— WORK TO COMPLETE —
Check every line of the entries that follow, and copy the ones containing "trading".

— DATA SHOWN —
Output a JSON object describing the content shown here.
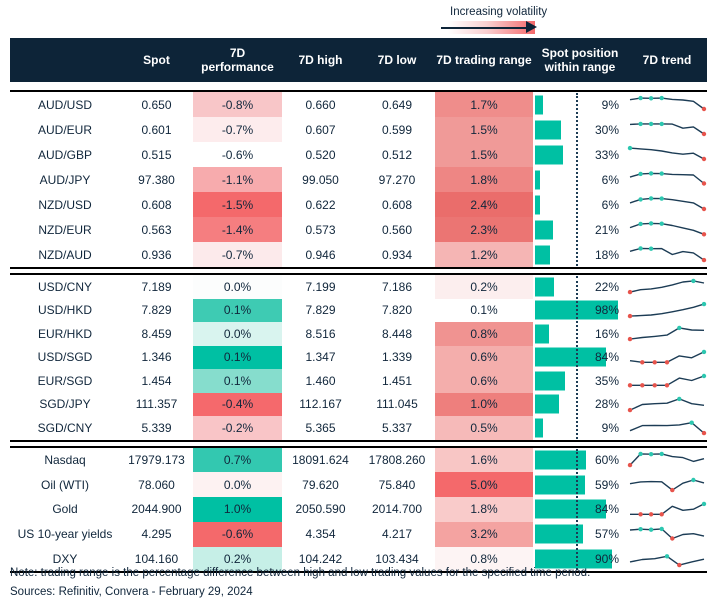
{
  "annotation": {
    "label": "Increasing volatility"
  },
  "colors": {
    "header_bg": "#0d2438",
    "teal": "#00c0a3",
    "red": "#f4696b",
    "bar": "#00c0a3",
    "dot_high": "#2cc7b0",
    "dot_low": "#e7544c",
    "spark_line": "#1c3c55"
  },
  "chart_data": {
    "type": "table",
    "columns": [
      "Spot",
      "7D performance",
      "7D high",
      "7D low",
      "7D trading range",
      "Spot position within range",
      "7D trend"
    ],
    "groups": [
      {
        "rows": [
          {
            "label": "AUD/USD",
            "spot": "0.650",
            "perf": "-0.8%",
            "perf_bg": "#f8c6c8",
            "high": "0.660",
            "low": "0.649",
            "range": "1.7%",
            "range_bg": "#ef8d8b",
            "pos": "9%",
            "pos_pct": 9,
            "spark_v": [
              80,
              90,
              89,
              90,
              82,
              78,
              70,
              22
            ],
            "spark_d": [
              "",
              "t",
              "t",
              "t",
              "",
              "",
              "",
              "r"
            ]
          },
          {
            "label": "AUD/EUR",
            "spot": "0.601",
            "perf": "-0.7%",
            "perf_bg": "#fdeced",
            "high": "0.607",
            "low": "0.599",
            "range": "1.5%",
            "range_bg": "#f09a98",
            "pos": "30%",
            "pos_pct": 30,
            "spark_v": [
              82,
              85,
              85,
              85,
              84,
              58,
              66,
              22
            ],
            "spark_d": [
              "",
              "t",
              "t",
              "t",
              "",
              "",
              "",
              "r"
            ]
          },
          {
            "label": "AUD/GBP",
            "spot": "0.515",
            "perf": "-0.6%",
            "perf_bg": "#ffffff",
            "high": "0.520",
            "low": "0.512",
            "range": "1.5%",
            "range_bg": "#f09a98",
            "pos": "33%",
            "pos_pct": 33,
            "spark_v": [
              90,
              85,
              80,
              72,
              60,
              52,
              58,
              22
            ],
            "spark_d": [
              "t",
              "",
              "",
              "",
              "",
              "",
              "",
              "r"
            ]
          },
          {
            "label": "AUD/JPY",
            "spot": "97.380",
            "perf": "-1.1%",
            "perf_bg": "#f7abad",
            "high": "99.050",
            "low": "97.270",
            "range": "1.8%",
            "range_bg": "#ee8684",
            "pos": "6%",
            "pos_pct": 6,
            "spark_v": [
              65,
              85,
              88,
              87,
              82,
              80,
              78,
              25
            ],
            "spark_d": [
              "",
              "t",
              "t",
              "t",
              "",
              "",
              "",
              "r"
            ]
          },
          {
            "label": "NZD/USD",
            "spot": "0.608",
            "perf": "-1.5%",
            "perf_bg": "#f4696b",
            "high": "0.622",
            "low": "0.608",
            "range": "2.4%",
            "range_bg": "#ea6d6b",
            "pos": "6%",
            "pos_pct": 6,
            "spark_v": [
              60,
              82,
              88,
              87,
              80,
              70,
              60,
              22
            ],
            "spark_d": [
              "",
              "t",
              "t",
              "t",
              "",
              "",
              "",
              "r"
            ]
          },
          {
            "label": "NZD/EUR",
            "spot": "0.563",
            "perf": "-1.4%",
            "perf_bg": "#f57e80",
            "high": "0.573",
            "low": "0.560",
            "range": "2.3%",
            "range_bg": "#eb7573",
            "pos": "21%",
            "pos_pct": 21,
            "spark_v": [
              62,
              85,
              88,
              86,
              75,
              60,
              45,
              20
            ],
            "spark_d": [
              "",
              "t",
              "t",
              "t",
              "",
              "",
              "",
              "r"
            ]
          },
          {
            "label": "NZD/AUD",
            "spot": "0.936",
            "perf": "-0.7%",
            "perf_bg": "#fceaeb",
            "high": "0.946",
            "low": "0.934",
            "range": "1.2%",
            "range_bg": "#f5b5b4",
            "pos": "18%",
            "pos_pct": 18,
            "spark_v": [
              70,
              88,
              86,
              87,
              50,
              68,
              60,
              15
            ],
            "spark_d": [
              "",
              "t",
              "t",
              "",
              "",
              "",
              "",
              "r"
            ]
          }
        ]
      },
      {
        "rows": [
          {
            "label": "USD/CNY",
            "spot": "7.189",
            "perf": "0.0%",
            "perf_bg": "#fcfdfd",
            "high": "7.199",
            "low": "7.186",
            "range": "0.2%",
            "range_bg": "#fceeee",
            "pos": "22%",
            "pos_pct": 22,
            "spark_v": [
              15,
              30,
              35,
              45,
              60,
              78,
              85,
              72
            ],
            "spark_d": [
              "r",
              "",
              "",
              "",
              "",
              "",
              "t",
              ""
            ]
          },
          {
            "label": "USD/HKD",
            "spot": "7.829",
            "perf": "0.1%",
            "perf_bg": "#3ecbb3",
            "high": "7.829",
            "low": "7.820",
            "range": "0.1%",
            "range_bg": "#ffffff",
            "pos": "98%",
            "pos_pct": 98,
            "spark_v": [
              15,
              18,
              22,
              30,
              42,
              55,
              70,
              90
            ],
            "spark_d": [
              "r",
              "",
              "",
              "",
              "",
              "",
              "",
              "t"
            ]
          },
          {
            "label": "EUR/HKD",
            "spot": "8.459",
            "perf": "0.0%",
            "perf_bg": "#d9f4ef",
            "high": "8.516",
            "low": "8.448",
            "range": "0.8%",
            "range_bg": "#f09391",
            "pos": "16%",
            "pos_pct": 16,
            "spark_v": [
              15,
              25,
              32,
              40,
              85,
              72,
              70
            ],
            "spark_d": [
              "r",
              "",
              "",
              "",
              "t",
              "",
              ""
            ]
          },
          {
            "label": "USD/SGD",
            "spot": "1.346",
            "perf": "0.1%",
            "perf_bg": "#00c0a3",
            "high": "1.347",
            "low": "1.339",
            "range": "0.6%",
            "range_bg": "#f4aeac",
            "pos": "84%",
            "pos_pct": 84,
            "spark_v": [
              30,
              20,
              20,
              20,
              60,
              48,
              85
            ],
            "spark_d": [
              "",
              "r",
              "r",
              "r",
              "",
              "",
              "t"
            ]
          },
          {
            "label": "EUR/SGD",
            "spot": "1.454",
            "perf": "0.1%",
            "perf_bg": "#86ddcd",
            "high": "1.460",
            "low": "1.451",
            "range": "0.6%",
            "range_bg": "#f4aeac",
            "pos": "35%",
            "pos_pct": 35,
            "spark_v": [
              20,
              20,
              20,
              20,
              65,
              50,
              78
            ],
            "spark_d": [
              "r",
              "r",
              "r",
              "r",
              "",
              "",
              "t"
            ]
          },
          {
            "label": "SGD/JPY",
            "spot": "111.357",
            "perf": "-0.4%",
            "perf_bg": "#f5696c",
            "high": "112.167",
            "low": "111.045",
            "range": "1.0%",
            "range_bg": "#ee7f7d",
            "pos": "28%",
            "pos_pct": 28,
            "spark_v": [
              15,
              50,
              55,
              58,
              85,
              55,
              45
            ],
            "spark_d": [
              "r",
              "",
              "",
              "",
              "t",
              "",
              ""
            ]
          },
          {
            "label": "SGD/CNY",
            "spot": "5.339",
            "perf": "-0.2%",
            "perf_bg": "#f9c5c7",
            "high": "5.365",
            "low": "5.337",
            "range": "0.5%",
            "range_bg": "#f6bab9",
            "pos": "9%",
            "pos_pct": 9,
            "spark_v": [
              30,
              62,
              63,
              62,
              66,
              80,
              15
            ],
            "spark_d": [
              "",
              "",
              "",
              "",
              "",
              "t",
              "r"
            ]
          }
        ]
      },
      {
        "rows": [
          {
            "label": "Nasdaq",
            "spot": "17979.173",
            "perf": "0.7%",
            "perf_bg": "#33c8b0",
            "high": "18091.624",
            "low": "17808.260",
            "range": "1.6%",
            "range_bg": "#f8c6c5",
            "pos": "60%",
            "pos_pct": 60,
            "spark_v": [
              15,
              85,
              83,
              85,
              68,
              62,
              38,
              55
            ],
            "spark_d": [
              "r",
              "t",
              "t",
              "t",
              "",
              "",
              "",
              ""
            ]
          },
          {
            "label": "Oil (WTI)",
            "spot": "78.060",
            "perf": "0.0%",
            "perf_bg": "#fdf2f2",
            "high": "79.620",
            "low": "75.840",
            "range": "5.0%",
            "range_bg": "#f4696b",
            "pos": "59%",
            "pos_pct": 59,
            "spark_v": [
              55,
              66,
              68,
              67,
              15,
              58,
              78,
              60
            ],
            "spark_d": [
              "",
              "",
              "",
              "",
              "r",
              "",
              "t",
              ""
            ]
          },
          {
            "label": "Gold",
            "spot": "2044.900",
            "perf": "1.0%",
            "perf_bg": "#00c0a3",
            "high": "2050.590",
            "low": "2014.700",
            "range": "1.8%",
            "range_bg": "#f9cbca",
            "pos": "84%",
            "pos_pct": 84,
            "spark_v": [
              20,
              20,
              20,
              20,
              70,
              45,
              52,
              85
            ],
            "spark_d": [
              "",
              "r",
              "r",
              "r",
              "",
              "",
              "",
              "t"
            ]
          },
          {
            "label": "US 10-year yields",
            "spot": "4.295",
            "perf": "-0.6%",
            "perf_bg": "#f4696b",
            "high": "4.354",
            "low": "4.217",
            "range": "3.2%",
            "range_bg": "#f4a3a1",
            "pos": "57%",
            "pos_pct": 57,
            "spark_v": [
              78,
              83,
              80,
              85,
              25,
              50,
              55,
              40
            ],
            "spark_d": [
              "",
              "t",
              "t",
              "t",
              "r",
              "",
              "",
              ""
            ]
          },
          {
            "label": "DXY",
            "spot": "104.160",
            "perf": "0.2%",
            "perf_bg": "#c6efe7",
            "high": "104.242",
            "low": "103.434",
            "range": "0.8%",
            "range_bg": "#fdf4f4",
            "pos": "90%",
            "pos_pct": 90,
            "spark_v": [
              35,
              50,
              55,
              70,
              15,
              35,
              52
            ],
            "spark_d": [
              "",
              "",
              "",
              "t",
              "r",
              "",
              ""
            ]
          }
        ]
      }
    ]
  },
  "footer": {
    "note": "Note: trading range is the percentage difference between high and low trading values for the specified time period.",
    "sources": "Sources: Refinitiv, Convera - February 29, 2024"
  }
}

— CORRECT OUTPUT —
      "7D trading range",
    "note": "Note: trading range is the percentage difference between high and low trading values for the specified time period.",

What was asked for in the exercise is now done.